Return all entries precisely as they stand, without the images.

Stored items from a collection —

— begin —

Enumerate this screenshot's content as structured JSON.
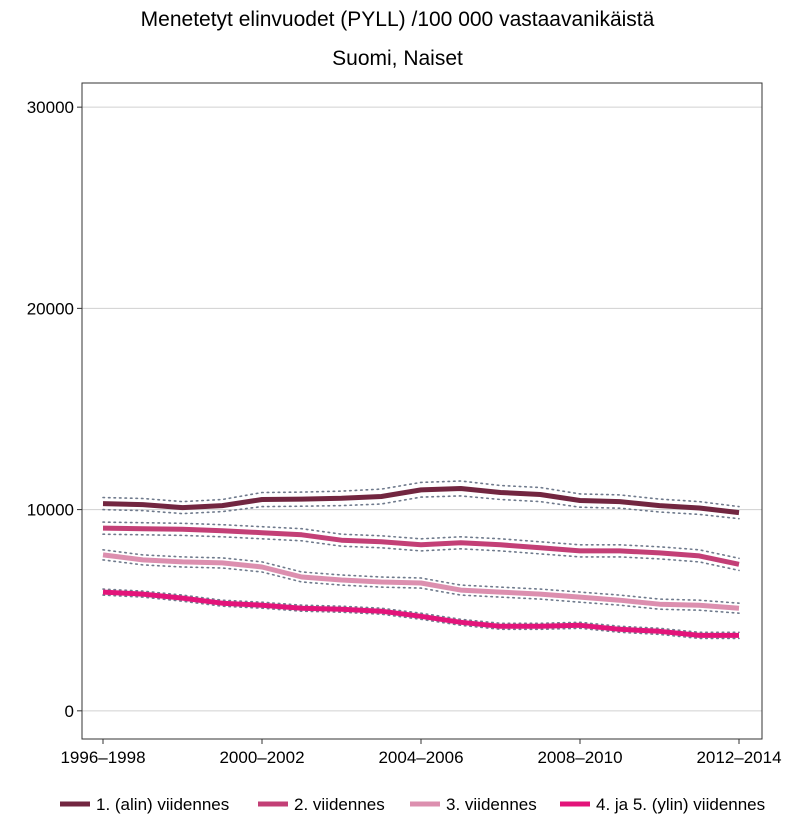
{
  "chart_data": {
    "type": "line",
    "title": "Menetetyt elinvuodet (PYLL) /100 000 vastaavanikäistä",
    "subtitle": "Suomi, Naiset",
    "xlabel": "",
    "ylabel": "",
    "x_ticks": [
      "1996–1998",
      "2000–2002",
      "2004–2006",
      "2008–2010",
      "2012–2014"
    ],
    "x_periods": [
      "1996-1998",
      "1997-1999",
      "1998-2000",
      "1999-2001",
      "2000-2002",
      "2001-2003",
      "2002-2004",
      "2003-2005",
      "2004-2006",
      "2005-2007",
      "2006-2008",
      "2007-2009",
      "2008-2010",
      "2009-2011",
      "2010-2012",
      "2011-2013",
      "2012-2014"
    ],
    "y_ticks": [
      0,
      10000,
      20000,
      30000
    ],
    "ylim": [
      -1400,
      31200
    ],
    "grid": "horizontal",
    "legend_position": "bottom",
    "series": [
      {
        "name": "1. (alin) viidennes",
        "color": "#722640",
        "values": [
          10300,
          10250,
          10100,
          10200,
          10500,
          10520,
          10560,
          10650,
          10980,
          11050,
          10850,
          10750,
          10450,
          10400,
          10200,
          10080,
          9850
        ],
        "ci_upper": [
          10600,
          10550,
          10400,
          10500,
          10850,
          10870,
          10920,
          11020,
          11350,
          11420,
          11200,
          11100,
          10780,
          10730,
          10520,
          10400,
          10150
        ],
        "ci_lower": [
          10000,
          9950,
          9800,
          9900,
          10150,
          10170,
          10200,
          10280,
          10620,
          10680,
          10500,
          10400,
          10120,
          10070,
          9880,
          9760,
          9550
        ]
      },
      {
        "name": "2. viidennes",
        "color": "#c33f76",
        "values": [
          9080,
          9050,
          9020,
          8950,
          8850,
          8750,
          8480,
          8400,
          8250,
          8350,
          8250,
          8100,
          7950,
          7950,
          7850,
          7700,
          7280
        ],
        "ci_upper": [
          9380,
          9350,
          9320,
          9250,
          9150,
          9050,
          8780,
          8700,
          8550,
          8650,
          8550,
          8400,
          8250,
          8250,
          8150,
          8000,
          7580
        ],
        "ci_lower": [
          8780,
          8750,
          8720,
          8650,
          8550,
          8450,
          8180,
          8100,
          7950,
          8050,
          7950,
          7800,
          7650,
          7650,
          7550,
          7400,
          6980
        ]
      },
      {
        "name": "3. viidennes",
        "color": "#dc8faf",
        "values": [
          7750,
          7500,
          7400,
          7350,
          7150,
          6650,
          6500,
          6400,
          6350,
          6000,
          5900,
          5800,
          5650,
          5500,
          5300,
          5250,
          5100
        ],
        "ci_upper": [
          8000,
          7750,
          7650,
          7600,
          7400,
          6900,
          6750,
          6650,
          6600,
          6250,
          6150,
          6050,
          5900,
          5750,
          5550,
          5500,
          5350
        ],
        "ci_lower": [
          7500,
          7250,
          7150,
          7100,
          6900,
          6400,
          6250,
          6150,
          6100,
          5750,
          5650,
          5550,
          5400,
          5250,
          5050,
          5000,
          4850
        ]
      },
      {
        "name": "4. ja 5. (ylin) viidennes",
        "color": "#e3147a",
        "values": [
          5900,
          5800,
          5600,
          5350,
          5250,
          5100,
          5050,
          4950,
          4700,
          4400,
          4200,
          4200,
          4250,
          4050,
          3950,
          3750,
          3750
        ],
        "ci_upper": [
          6050,
          5950,
          5750,
          5500,
          5400,
          5250,
          5200,
          5100,
          4850,
          4550,
          4350,
          4350,
          4400,
          4200,
          4100,
          3900,
          3900
        ],
        "ci_lower": [
          5750,
          5650,
          5450,
          5200,
          5100,
          4950,
          4900,
          4800,
          4550,
          4250,
          4050,
          4050,
          4100,
          3900,
          3800,
          3600,
          3600
        ]
      }
    ]
  }
}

— end —

Final result —
Enumerate this screenshot's content as structured JSON.
{
  "chart_data": {
    "type": "line",
    "title": "Menetetyt elinvuodet (PYLL) /100 000 vastaavanikäistä",
    "subtitle": "Suomi, Naiset",
    "xlabel": "",
    "ylabel": "",
    "x_ticks": [
      "1996–1998",
      "2000–2002",
      "2004–2006",
      "2008–2010",
      "2012–2014"
    ],
    "x_periods": [
      "1996-1998",
      "1997-1999",
      "1998-2000",
      "1999-2001",
      "2000-2002",
      "2001-2003",
      "2002-2004",
      "2003-2005",
      "2004-2006",
      "2005-2007",
      "2006-2008",
      "2007-2009",
      "2008-2010",
      "2009-2011",
      "2010-2012",
      "2011-2013",
      "2012-2014"
    ],
    "y_ticks": [
      0,
      10000,
      20000,
      30000
    ],
    "ylim": [
      -1400,
      31200
    ],
    "grid": "horizontal",
    "legend_position": "bottom",
    "series": [
      {
        "name": "1. (alin) viidennes",
        "color": "#722640",
        "values": [
          10300,
          10250,
          10100,
          10200,
          10500,
          10520,
          10560,
          10650,
          10980,
          11050,
          10850,
          10750,
          10450,
          10400,
          10200,
          10080,
          9850
        ],
        "ci_upper": [
          10600,
          10550,
          10400,
          10500,
          10850,
          10870,
          10920,
          11020,
          11350,
          11420,
          11200,
          11100,
          10780,
          10730,
          10520,
          10400,
          10150
        ],
        "ci_lower": [
          10000,
          9950,
          9800,
          9900,
          10150,
          10170,
          10200,
          10280,
          10620,
          10680,
          10500,
          10400,
          10120,
          10070,
          9880,
          9760,
          9550
        ]
      },
      {
        "name": "2. viidennes",
        "color": "#c33f76",
        "values": [
          9080,
          9050,
          9020,
          8950,
          8850,
          8750,
          8480,
          8400,
          8250,
          8350,
          8250,
          8100,
          7950,
          7950,
          7850,
          7700,
          7280
        ],
        "ci_upper": [
          9380,
          9350,
          9320,
          9250,
          9150,
          9050,
          8780,
          8700,
          8550,
          8650,
          8550,
          8400,
          8250,
          8250,
          8150,
          8000,
          7580
        ],
        "ci_lower": [
          8780,
          8750,
          8720,
          8650,
          8550,
          8450,
          8180,
          8100,
          7950,
          8050,
          7950,
          7800,
          7650,
          7650,
          7550,
          7400,
          6980
        ]
      },
      {
        "name": "3. viidennes",
        "color": "#dc8faf",
        "values": [
          7750,
          7500,
          7400,
          7350,
          7150,
          6650,
          6500,
          6400,
          6350,
          6000,
          5900,
          5800,
          5650,
          5500,
          5300,
          5250,
          5100
        ],
        "ci_upper": [
          8000,
          7750,
          7650,
          7600,
          7400,
          6900,
          6750,
          6650,
          6600,
          6250,
          6150,
          6050,
          5900,
          5750,
          5550,
          5500,
          5350
        ],
        "ci_lower": [
          7500,
          7250,
          7150,
          7100,
          6900,
          6400,
          6250,
          6150,
          6100,
          5750,
          5650,
          5550,
          5400,
          5250,
          5050,
          5000,
          4850
        ]
      },
      {
        "name": "4. ja 5. (ylin) viidennes",
        "color": "#e3147a",
        "values": [
          5900,
          5800,
          5600,
          5350,
          5250,
          5100,
          5050,
          4950,
          4700,
          4400,
          4200,
          4200,
          4250,
          4050,
          3950,
          3750,
          3750
        ],
        "ci_upper": [
          6050,
          5950,
          5750,
          5500,
          5400,
          5250,
          5200,
          5100,
          4850,
          4550,
          4350,
          4350,
          4400,
          4200,
          4100,
          3900,
          3900
        ],
        "ci_lower": [
          5750,
          5650,
          5450,
          5200,
          5100,
          4950,
          4900,
          4800,
          4550,
          4250,
          4050,
          4050,
          4100,
          3900,
          3800,
          3600,
          3600
        ]
      }
    ]
  }
}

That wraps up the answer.